| Stated exercise |
Output all the entries word for word. Omit the pictures.

Dataset records on visual material:
** Start **

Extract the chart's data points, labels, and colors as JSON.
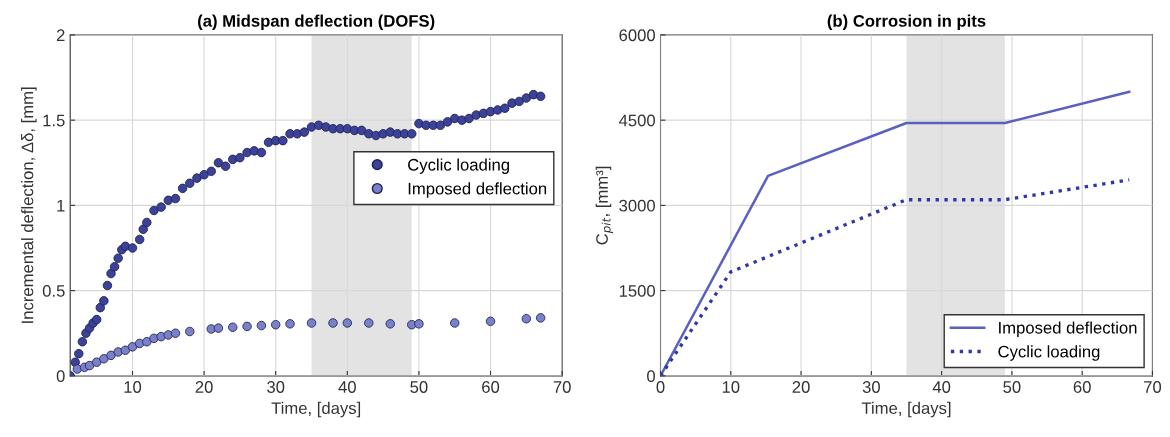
{
  "chart_data": [
    {
      "type": "scatter",
      "title": "(a) Midspan deflection (DOFS)",
      "xlabel": "Time, [days]",
      "ylabel": "Incremental deflection, Δδ, [mm]",
      "xlim": [
        1.3,
        70
      ],
      "xticks": [
        10,
        20,
        30,
        40,
        50,
        60,
        70
      ],
      "ylim": [
        0,
        2
      ],
      "yticks": [
        0,
        0.5,
        1,
        1.5,
        2
      ],
      "grid": true,
      "legend": "right",
      "marker": "circle",
      "bands": [
        {
          "axis": "x",
          "from": 35,
          "to": 49,
          "color": "#e3e3e3"
        }
      ],
      "series": [
        {
          "name": "Cyclic loading",
          "color": "#3d4299",
          "x": [
            1.3,
            2,
            2.5,
            3,
            3.5,
            4,
            4.5,
            5,
            5.5,
            6,
            6.5,
            7,
            7.5,
            8,
            8.5,
            9,
            10,
            11,
            11.5,
            12,
            13,
            14,
            15,
            16,
            17,
            18,
            19,
            20,
            21,
            22,
            23,
            24,
            25,
            26,
            27,
            28,
            29,
            30,
            31,
            32,
            33,
            34,
            35,
            36,
            37,
            38,
            39,
            40,
            41,
            42,
            43,
            44,
            45,
            46,
            47,
            48,
            49,
            50,
            51,
            52,
            53,
            54,
            55,
            56,
            57,
            58,
            59,
            60,
            61,
            62,
            63,
            64,
            65,
            66,
            67
          ],
          "values": [
            0.0,
            0.08,
            0.13,
            0.2,
            0.25,
            0.28,
            0.31,
            0.33,
            0.4,
            0.44,
            0.53,
            0.6,
            0.64,
            0.69,
            0.74,
            0.76,
            0.75,
            0.8,
            0.86,
            0.9,
            0.97,
            0.99,
            1.03,
            1.04,
            1.1,
            1.13,
            1.16,
            1.18,
            1.2,
            1.25,
            1.23,
            1.27,
            1.28,
            1.31,
            1.32,
            1.31,
            1.37,
            1.38,
            1.38,
            1.42,
            1.42,
            1.43,
            1.46,
            1.47,
            1.46,
            1.45,
            1.45,
            1.45,
            1.44,
            1.44,
            1.42,
            1.41,
            1.42,
            1.43,
            1.42,
            1.42,
            1.42,
            1.48,
            1.47,
            1.47,
            1.47,
            1.49,
            1.51,
            1.5,
            1.51,
            1.53,
            1.54,
            1.55,
            1.56,
            1.57,
            1.6,
            1.61,
            1.63,
            1.65,
            1.64
          ]
        },
        {
          "name": "Imposed deflection",
          "color": "#7b81c9",
          "x": [
            2.3,
            3.3,
            4,
            5,
            6,
            7,
            8,
            9,
            10,
            11,
            12,
            13,
            14,
            15,
            16,
            18,
            21,
            22,
            24,
            26,
            28,
            30,
            32,
            35,
            38,
            40,
            43,
            46,
            49,
            50,
            55,
            60,
            65,
            67
          ],
          "values": [
            0.04,
            0.05,
            0.06,
            0.08,
            0.1,
            0.12,
            0.14,
            0.15,
            0.17,
            0.19,
            0.2,
            0.22,
            0.23,
            0.24,
            0.25,
            0.26,
            0.275,
            0.28,
            0.285,
            0.29,
            0.295,
            0.3,
            0.305,
            0.31,
            0.31,
            0.31,
            0.31,
            0.305,
            0.3,
            0.305,
            0.31,
            0.32,
            0.335,
            0.34
          ]
        }
      ]
    },
    {
      "type": "line",
      "title": "(b) Corrosion in pits",
      "xlabel": "Time, [days]",
      "ylabel": "C$_{pit}$, [mm³]",
      "xlim": [
        0,
        70
      ],
      "xticks": [
        0,
        10,
        20,
        30,
        40,
        50,
        60,
        70
      ],
      "ylim": [
        0,
        6000
      ],
      "yticks": [
        0,
        1500,
        3000,
        4500,
        6000
      ],
      "grid": true,
      "legend": "bottom right",
      "marker": "none",
      "bands": [
        {
          "axis": "x",
          "from": 35,
          "to": 49,
          "color": "#e3e3e3"
        }
      ],
      "series": [
        {
          "name": "Imposed deflection",
          "color": "#5a5fc0",
          "line_style": "solid",
          "x": [
            0,
            15.3,
            35,
            49,
            66.7
          ],
          "values": [
            0,
            3520,
            4450,
            4450,
            5000
          ]
        },
        {
          "name": "Cyclic loading",
          "color": "#2f37a6",
          "line_style": "dotted",
          "x": [
            0,
            10,
            35,
            49,
            66.7
          ],
          "values": [
            0,
            1830,
            3100,
            3100,
            3450
          ]
        }
      ]
    }
  ]
}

** End **

| Solution to this exercise |
Extract the chart's data points, labels, and colors as JSON.
{
  "chart_data": [
    {
      "type": "scatter",
      "title": "(a) Midspan deflection (DOFS)",
      "xlabel": "Time, [days]",
      "ylabel": "Incremental deflection, Δδ, [mm]",
      "xlim": [
        1.3,
        70
      ],
      "xticks": [
        10,
        20,
        30,
        40,
        50,
        60,
        70
      ],
      "ylim": [
        0,
        2
      ],
      "yticks": [
        0,
        0.5,
        1,
        1.5,
        2
      ],
      "grid": true,
      "legend": "right",
      "marker": "circle",
      "bands": [
        {
          "axis": "x",
          "from": 35,
          "to": 49,
          "color": "#e3e3e3"
        }
      ],
      "series": [
        {
          "name": "Cyclic loading",
          "color": "#3d4299",
          "x": [
            1.3,
            2,
            2.5,
            3,
            3.5,
            4,
            4.5,
            5,
            5.5,
            6,
            6.5,
            7,
            7.5,
            8,
            8.5,
            9,
            10,
            11,
            11.5,
            12,
            13,
            14,
            15,
            16,
            17,
            18,
            19,
            20,
            21,
            22,
            23,
            24,
            25,
            26,
            27,
            28,
            29,
            30,
            31,
            32,
            33,
            34,
            35,
            36,
            37,
            38,
            39,
            40,
            41,
            42,
            43,
            44,
            45,
            46,
            47,
            48,
            49,
            50,
            51,
            52,
            53,
            54,
            55,
            56,
            57,
            58,
            59,
            60,
            61,
            62,
            63,
            64,
            65,
            66,
            67
          ],
          "values": [
            0.0,
            0.08,
            0.13,
            0.2,
            0.25,
            0.28,
            0.31,
            0.33,
            0.4,
            0.44,
            0.53,
            0.6,
            0.64,
            0.69,
            0.74,
            0.76,
            0.75,
            0.8,
            0.86,
            0.9,
            0.97,
            0.99,
            1.03,
            1.04,
            1.1,
            1.13,
            1.16,
            1.18,
            1.2,
            1.25,
            1.23,
            1.27,
            1.28,
            1.31,
            1.32,
            1.31,
            1.37,
            1.38,
            1.38,
            1.42,
            1.42,
            1.43,
            1.46,
            1.47,
            1.46,
            1.45,
            1.45,
            1.45,
            1.44,
            1.44,
            1.42,
            1.41,
            1.42,
            1.43,
            1.42,
            1.42,
            1.42,
            1.48,
            1.47,
            1.47,
            1.47,
            1.49,
            1.51,
            1.5,
            1.51,
            1.53,
            1.54,
            1.55,
            1.56,
            1.57,
            1.6,
            1.61,
            1.63,
            1.65,
            1.64
          ]
        },
        {
          "name": "Imposed deflection",
          "color": "#7b81c9",
          "x": [
            2.3,
            3.3,
            4,
            5,
            6,
            7,
            8,
            9,
            10,
            11,
            12,
            13,
            14,
            15,
            16,
            18,
            21,
            22,
            24,
            26,
            28,
            30,
            32,
            35,
            38,
            40,
            43,
            46,
            49,
            50,
            55,
            60,
            65,
            67
          ],
          "values": [
            0.04,
            0.05,
            0.06,
            0.08,
            0.1,
            0.12,
            0.14,
            0.15,
            0.17,
            0.19,
            0.2,
            0.22,
            0.23,
            0.24,
            0.25,
            0.26,
            0.275,
            0.28,
            0.285,
            0.29,
            0.295,
            0.3,
            0.305,
            0.31,
            0.31,
            0.31,
            0.31,
            0.305,
            0.3,
            0.305,
            0.31,
            0.32,
            0.335,
            0.34
          ]
        }
      ]
    },
    {
      "type": "line",
      "title": "(b) Corrosion in pits",
      "xlabel": "Time, [days]",
      "ylabel": "C$_{pit}$, [mm³]",
      "xlim": [
        0,
        70
      ],
      "xticks": [
        0,
        10,
        20,
        30,
        40,
        50,
        60,
        70
      ],
      "ylim": [
        0,
        6000
      ],
      "yticks": [
        0,
        1500,
        3000,
        4500,
        6000
      ],
      "grid": true,
      "legend": "bottom right",
      "marker": "none",
      "bands": [
        {
          "axis": "x",
          "from": 35,
          "to": 49,
          "color": "#e3e3e3"
        }
      ],
      "series": [
        {
          "name": "Imposed deflection",
          "color": "#5a5fc0",
          "line_style": "solid",
          "x": [
            0,
            15.3,
            35,
            49,
            66.7
          ],
          "values": [
            0,
            3520,
            4450,
            4450,
            5000
          ]
        },
        {
          "name": "Cyclic loading",
          "color": "#2f37a6",
          "line_style": "dotted",
          "x": [
            0,
            10,
            35,
            49,
            66.7
          ],
          "values": [
            0,
            1830,
            3100,
            3100,
            3450
          ]
        }
      ]
    }
  ]
}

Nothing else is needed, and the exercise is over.